- EXERCISE TASK:
Repeat the lines of the listing below exactly, starting at the line that contains "Give me a plain-text" and running through the last line, both included, and only those.

- MATERIAL PROVIDED:
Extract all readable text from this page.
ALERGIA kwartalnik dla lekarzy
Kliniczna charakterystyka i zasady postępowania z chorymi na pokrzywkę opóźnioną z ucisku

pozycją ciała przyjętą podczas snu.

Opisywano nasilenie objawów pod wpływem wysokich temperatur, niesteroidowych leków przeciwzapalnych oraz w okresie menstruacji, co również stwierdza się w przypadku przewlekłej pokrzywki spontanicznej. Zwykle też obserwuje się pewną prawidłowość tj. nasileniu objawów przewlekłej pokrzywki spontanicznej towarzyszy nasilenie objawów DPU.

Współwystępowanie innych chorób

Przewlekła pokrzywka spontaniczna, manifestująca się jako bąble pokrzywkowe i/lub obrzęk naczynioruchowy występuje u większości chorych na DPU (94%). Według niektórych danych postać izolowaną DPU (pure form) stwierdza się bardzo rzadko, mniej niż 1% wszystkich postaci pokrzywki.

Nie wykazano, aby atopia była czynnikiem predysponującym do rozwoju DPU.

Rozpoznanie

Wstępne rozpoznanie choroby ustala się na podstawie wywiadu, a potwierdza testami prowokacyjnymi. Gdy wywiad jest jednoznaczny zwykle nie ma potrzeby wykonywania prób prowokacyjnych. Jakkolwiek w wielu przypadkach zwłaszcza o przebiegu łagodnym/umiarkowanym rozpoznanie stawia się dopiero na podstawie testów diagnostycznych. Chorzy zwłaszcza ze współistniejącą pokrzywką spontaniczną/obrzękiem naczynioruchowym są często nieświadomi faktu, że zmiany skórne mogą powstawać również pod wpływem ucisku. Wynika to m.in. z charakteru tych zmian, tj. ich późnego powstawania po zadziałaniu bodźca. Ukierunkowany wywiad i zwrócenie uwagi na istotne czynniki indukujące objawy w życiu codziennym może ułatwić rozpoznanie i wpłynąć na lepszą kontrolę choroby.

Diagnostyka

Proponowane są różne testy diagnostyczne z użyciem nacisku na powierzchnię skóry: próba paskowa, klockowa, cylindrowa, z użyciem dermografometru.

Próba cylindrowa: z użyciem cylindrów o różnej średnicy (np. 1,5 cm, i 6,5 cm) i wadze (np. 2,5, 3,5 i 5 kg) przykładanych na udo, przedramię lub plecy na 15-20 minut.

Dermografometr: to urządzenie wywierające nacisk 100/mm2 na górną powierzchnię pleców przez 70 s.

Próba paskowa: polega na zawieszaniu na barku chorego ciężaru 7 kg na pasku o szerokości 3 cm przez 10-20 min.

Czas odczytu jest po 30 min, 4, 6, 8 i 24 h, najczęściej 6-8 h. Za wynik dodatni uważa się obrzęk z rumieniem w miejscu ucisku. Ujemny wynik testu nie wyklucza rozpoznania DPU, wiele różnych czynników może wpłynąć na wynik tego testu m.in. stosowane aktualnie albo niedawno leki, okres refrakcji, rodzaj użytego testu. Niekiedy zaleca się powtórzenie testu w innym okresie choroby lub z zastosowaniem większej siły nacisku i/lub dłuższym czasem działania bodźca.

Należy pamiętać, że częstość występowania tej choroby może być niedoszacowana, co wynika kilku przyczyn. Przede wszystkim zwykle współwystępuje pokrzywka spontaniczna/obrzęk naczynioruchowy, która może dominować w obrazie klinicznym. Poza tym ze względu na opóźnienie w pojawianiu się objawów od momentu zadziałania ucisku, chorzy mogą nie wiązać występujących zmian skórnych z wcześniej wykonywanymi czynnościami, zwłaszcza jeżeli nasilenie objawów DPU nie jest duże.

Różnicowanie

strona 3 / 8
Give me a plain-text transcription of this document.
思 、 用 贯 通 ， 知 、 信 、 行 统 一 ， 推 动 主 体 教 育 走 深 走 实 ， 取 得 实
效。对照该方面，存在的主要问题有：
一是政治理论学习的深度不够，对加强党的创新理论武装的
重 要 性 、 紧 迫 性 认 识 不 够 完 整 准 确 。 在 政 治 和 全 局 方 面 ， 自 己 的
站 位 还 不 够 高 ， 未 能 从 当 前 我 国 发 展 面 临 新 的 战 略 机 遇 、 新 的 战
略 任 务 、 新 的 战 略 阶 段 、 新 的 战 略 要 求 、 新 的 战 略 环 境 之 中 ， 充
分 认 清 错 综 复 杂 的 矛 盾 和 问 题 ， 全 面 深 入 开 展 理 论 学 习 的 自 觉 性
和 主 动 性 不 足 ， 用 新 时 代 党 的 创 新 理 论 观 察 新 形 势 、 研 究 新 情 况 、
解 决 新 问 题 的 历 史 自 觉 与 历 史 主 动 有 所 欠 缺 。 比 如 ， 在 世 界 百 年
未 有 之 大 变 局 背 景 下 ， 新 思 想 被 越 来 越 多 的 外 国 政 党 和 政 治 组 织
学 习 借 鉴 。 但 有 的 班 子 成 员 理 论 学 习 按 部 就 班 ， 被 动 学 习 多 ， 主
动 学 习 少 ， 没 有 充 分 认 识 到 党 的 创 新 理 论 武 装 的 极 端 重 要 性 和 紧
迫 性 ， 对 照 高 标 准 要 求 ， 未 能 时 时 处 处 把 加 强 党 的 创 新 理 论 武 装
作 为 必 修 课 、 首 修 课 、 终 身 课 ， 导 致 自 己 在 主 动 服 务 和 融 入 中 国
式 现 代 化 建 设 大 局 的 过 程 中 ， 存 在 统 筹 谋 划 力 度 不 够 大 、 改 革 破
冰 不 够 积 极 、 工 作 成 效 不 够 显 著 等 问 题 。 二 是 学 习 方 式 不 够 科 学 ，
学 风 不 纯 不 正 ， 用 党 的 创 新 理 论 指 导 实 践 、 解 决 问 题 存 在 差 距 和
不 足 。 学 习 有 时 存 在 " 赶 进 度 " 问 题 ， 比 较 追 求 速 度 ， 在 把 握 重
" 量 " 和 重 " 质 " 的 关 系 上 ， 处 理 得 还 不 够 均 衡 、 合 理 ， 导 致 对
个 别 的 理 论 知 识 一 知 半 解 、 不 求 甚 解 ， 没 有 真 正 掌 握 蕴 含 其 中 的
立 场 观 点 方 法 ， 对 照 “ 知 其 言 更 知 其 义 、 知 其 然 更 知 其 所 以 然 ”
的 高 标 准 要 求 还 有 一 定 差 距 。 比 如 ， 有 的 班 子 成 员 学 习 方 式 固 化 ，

- REPLY TO THE EXERCISE:
Give me a plain-text transcription of this document.
思 、 用 贯 通 ， 知 、 信 、 行 统 一 ， 推 动 主 体 教 育 走 深 走 实 ， 取 得 实
效。对照该方面，存在的主要问题有：
一是政治理论学习的深度不够，对加强党的创新理论武装的
重 要 性 、 紧 迫 性 认 识 不 够 完 整 准 确 。 在 政 治 和 全 局 方 面 ， 自 己 的
站 位 还 不 够 高 ， 未 能 从 当 前 我 国 发 展 面 临 新 的 战 略 机 遇 、 新 的 战
略 任 务 、 新 的 战 略 阶 段 、 新 的 战 略 要 求 、 新 的 战 略 环 境 之 中 ， 充
分 认 清 错 综 复 杂 的 矛 盾 和 问 题 ， 全 面 深 入 开 展 理 论 学 习 的 自 觉 性
和 主 动 性 不 足 ， 用 新 时 代 党 的 创 新 理 论 观 察 新 形 势 、 研 究 新 情 况 、
解 决 新 问 题 的 历 史 自 觉 与 历 史 主 动 有 所 欠 缺 。 比 如 ， 在 世 界 百 年
未 有 之 大 变 局 背 景 下 ， 新 思 想 被 越 来 越 多 的 外 国 政 党 和 政 治 组 织
学 习 借 鉴 。 但 有 的 班 子 成 员 理 论 学 习 按 部 就 班 ， 被 动 学 习 多 ， 主
动 学 习 少 ， 没 有 充 分 认 识 到 党 的 创 新 理 论 武 装 的 极 端 重 要 性 和 紧
迫 性 ， 对 照 高 标 准 要 求 ， 未 能 时 时 处 处 把 加 强 党 的 创 新 理 论 武 装
作 为 必 修 课 、 首 修 课 、 终 身 课 ， 导 致 自 己 在 主 动 服 务 和 融 入 中 国
式 现 代 化 建 设 大 局 的 过 程 中 ， 存 在 统 筹 谋 划 力 度 不 够 大 、 改 革 破
冰 不 够 积 极 、 工 作 成 效 不 够 显 著 等 问 题 。 二 是 学 习 方 式 不 够 科 学 ，
学 风 不 纯 不 正 ， 用 党 的 创 新 理 论 指 导 实 践 、 解 决 问 题 存 在 差 距 和
不 足 。 学 习 有 时 存 在 " 赶 进 度 " 问 题 ， 比 较 追 求 速 度 ， 在 把 握 重
" 量 " 和 重 " 质 " 的 关 系 上 ， 处 理 得 还 不 够 均 衡 、 合 理 ， 导 致 对
个 别 的 理 论 知 识 一 知 半 解 、 不 求 甚 解 ， 没 有 真 正 掌 握 蕴 含 其 中 的
立 场 观 点 方 法 ， 对 照 “ 知 其 言 更 知 其 义 、 知 其 然 更 知 其 所 以 然 ”
的 高 标 准 要 求 还 有 一 定 差 距 。 比 如 ， 有 的 班 子 成 员 学 习 方 式 固 化 ，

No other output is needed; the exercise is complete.